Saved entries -
↓↓↓
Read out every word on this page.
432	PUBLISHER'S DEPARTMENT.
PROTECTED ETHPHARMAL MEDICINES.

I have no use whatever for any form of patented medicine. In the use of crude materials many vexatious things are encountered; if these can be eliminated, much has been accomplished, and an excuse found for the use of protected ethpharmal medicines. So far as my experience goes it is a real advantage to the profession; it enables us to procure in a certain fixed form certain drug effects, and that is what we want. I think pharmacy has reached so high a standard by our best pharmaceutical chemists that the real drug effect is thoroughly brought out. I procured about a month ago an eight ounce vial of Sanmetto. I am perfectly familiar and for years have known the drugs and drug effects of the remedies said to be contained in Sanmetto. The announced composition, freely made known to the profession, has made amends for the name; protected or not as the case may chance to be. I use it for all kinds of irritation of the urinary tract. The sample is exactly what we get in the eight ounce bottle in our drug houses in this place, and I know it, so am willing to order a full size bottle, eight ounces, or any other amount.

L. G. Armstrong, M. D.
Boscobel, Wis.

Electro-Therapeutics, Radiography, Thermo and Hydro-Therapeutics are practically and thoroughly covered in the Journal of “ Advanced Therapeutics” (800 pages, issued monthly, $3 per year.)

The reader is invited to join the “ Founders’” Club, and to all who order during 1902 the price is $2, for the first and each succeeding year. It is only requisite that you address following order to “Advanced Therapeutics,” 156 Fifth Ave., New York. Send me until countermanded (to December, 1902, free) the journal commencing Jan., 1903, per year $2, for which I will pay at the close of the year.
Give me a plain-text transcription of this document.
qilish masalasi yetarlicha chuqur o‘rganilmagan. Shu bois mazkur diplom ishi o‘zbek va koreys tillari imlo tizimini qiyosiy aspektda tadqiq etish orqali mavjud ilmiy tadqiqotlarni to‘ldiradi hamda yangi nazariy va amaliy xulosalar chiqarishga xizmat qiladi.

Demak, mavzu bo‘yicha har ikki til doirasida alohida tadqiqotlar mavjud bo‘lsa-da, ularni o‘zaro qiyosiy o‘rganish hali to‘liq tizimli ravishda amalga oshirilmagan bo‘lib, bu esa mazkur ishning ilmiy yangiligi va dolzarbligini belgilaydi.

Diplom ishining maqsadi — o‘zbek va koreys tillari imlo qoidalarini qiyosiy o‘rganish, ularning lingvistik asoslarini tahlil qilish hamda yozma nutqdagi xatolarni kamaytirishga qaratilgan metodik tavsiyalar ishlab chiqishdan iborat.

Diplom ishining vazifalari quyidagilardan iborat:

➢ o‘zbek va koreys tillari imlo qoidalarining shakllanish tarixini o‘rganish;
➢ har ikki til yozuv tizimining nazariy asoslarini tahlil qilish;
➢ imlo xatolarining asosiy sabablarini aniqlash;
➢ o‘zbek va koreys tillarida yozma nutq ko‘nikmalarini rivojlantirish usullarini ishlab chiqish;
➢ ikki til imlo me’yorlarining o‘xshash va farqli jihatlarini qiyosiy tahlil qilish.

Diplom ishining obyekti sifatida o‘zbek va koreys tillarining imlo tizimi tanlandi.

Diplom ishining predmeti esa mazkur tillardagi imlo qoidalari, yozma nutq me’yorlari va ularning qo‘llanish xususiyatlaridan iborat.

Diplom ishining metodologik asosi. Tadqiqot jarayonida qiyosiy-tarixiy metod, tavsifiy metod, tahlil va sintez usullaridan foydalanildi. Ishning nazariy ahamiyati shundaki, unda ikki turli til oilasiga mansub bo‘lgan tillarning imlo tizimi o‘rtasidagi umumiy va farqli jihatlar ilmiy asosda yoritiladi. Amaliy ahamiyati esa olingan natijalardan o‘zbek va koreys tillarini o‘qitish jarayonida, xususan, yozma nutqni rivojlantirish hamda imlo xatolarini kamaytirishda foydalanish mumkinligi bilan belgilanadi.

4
↑↑↑
Set task - Restate the listing in full, word for word.

Task result -
Read out every word on this page.
432	PUBLISHER'S DEPARTMENT.
PROTECTED ETHPHARMAL MEDICINES.

I have no use whatever for any form of patented medicine. In the use of crude materials many vexatious things are encountered; if these can be eliminated, much has been accomplished, and an excuse found for the use of protected ethpharmal medicines. So far as my experience goes it is a real advantage to the profession; it enables us to procure in a certain fixed form certain drug effects, and that is what we want. I think pharmacy has reached so high a standard by our best pharmaceutical chemists that the real drug effect is thoroughly brought out. I procured about a month ago an eight ounce vial of Sanmetto. I am perfectly familiar and for years have known the drugs and drug effects of the remedies said to be contained in Sanmetto. The announced composition, freely made known to the profession, has made amends for the name; protected or not as the case may chance to be. I use it for all kinds of irritation of the urinary tract. The sample is exactly what we get in the eight ounce bottle in our drug houses in this place, and I know it, so am willing to order a full size bottle, eight ounces, or any other amount.

L. G. Armstrong, M. D.
Boscobel, Wis.

Electro-Therapeutics, Radiography, Thermo and Hydro-Therapeutics are practically and thoroughly covered in the Journal of “ Advanced Therapeutics” (800 pages, issued monthly, $3 per year.)

The reader is invited to join the “ Founders’” Club, and to all who order during 1902 the price is $2, for the first and each succeeding year. It is only requisite that you address following order to “Advanced Therapeutics,” 156 Fifth Ave., New York. Send me until countermanded (to December, 1902, free) the journal commencing Jan., 1903, per year $2, for which I will pay at the close of the year.
Give me a plain-text transcription of this document.
qilish masalasi yetarlicha chuqur o‘rganilmagan. Shu bois mazkur diplom ishi o‘zbek va koreys tillari imlo tizimini qiyosiy aspektda tadqiq etish orqali mavjud ilmiy tadqiqotlarni to‘ldiradi hamda yangi nazariy va amaliy xulosalar chiqarishga xizmat qiladi.

Demak, mavzu bo‘yicha har ikki til doirasida alohida tadqiqotlar mavjud bo‘lsa-da, ularni o‘zaro qiyosiy o‘rganish hali to‘liq tizimli ravishda amalga oshirilmagan bo‘lib, bu esa mazkur ishning ilmiy yangiligi va dolzarbligini belgilaydi.

Diplom ishining maqsadi — o‘zbek va koreys tillari imlo qoidalarini qiyosiy o‘rganish, ularning lingvistik asoslarini tahlil qilish hamda yozma nutqdagi xatolarni kamaytirishga qaratilgan metodik tavsiyalar ishlab chiqishdan iborat.

Diplom ishining vazifalari quyidagilardan iborat:

➢ o‘zbek va koreys tillari imlo qoidalarining shakllanish tarixini o‘rganish;
➢ har ikki til yozuv tizimining nazariy asoslarini tahlil qilish;
➢ imlo xatolarining asosiy sabablarini aniqlash;
➢ o‘zbek va koreys tillarida yozma nutq ko‘nikmalarini rivojlantirish usullarini ishlab chiqish;
➢ ikki til imlo me’yorlarining o‘xshash va farqli jihatlarini qiyosiy tahlil qilish.

Diplom ishining obyekti sifatida o‘zbek va koreys tillarining imlo tizimi tanlandi.

Diplom ishining predmeti esa mazkur tillardagi imlo qoidalari, yozma nutq me’yorlari va ularning qo‘llanish xususiyatlaridan iborat.

Diplom ishining metodologik asosi. Tadqiqot jarayonida qiyosiy-tarixiy metod, tavsifiy metod, tahlil va sintez usullaridan foydalanildi. Ishning nazariy ahamiyati shundaki, unda ikki turli til oilasiga mansub bo‘lgan tillarning imlo tizimi o‘rtasidagi umumiy va farqli jihatlar ilmiy asosda yoritiladi. Amaliy ahamiyati esa olingan natijalardan o‘zbek va koreys tillarini o‘qitish jarayonida, xususan, yozma nutqni rivojlantirish hamda imlo xatolarini kamaytirishda foydalanish mumkinligi bilan belgilanadi.

4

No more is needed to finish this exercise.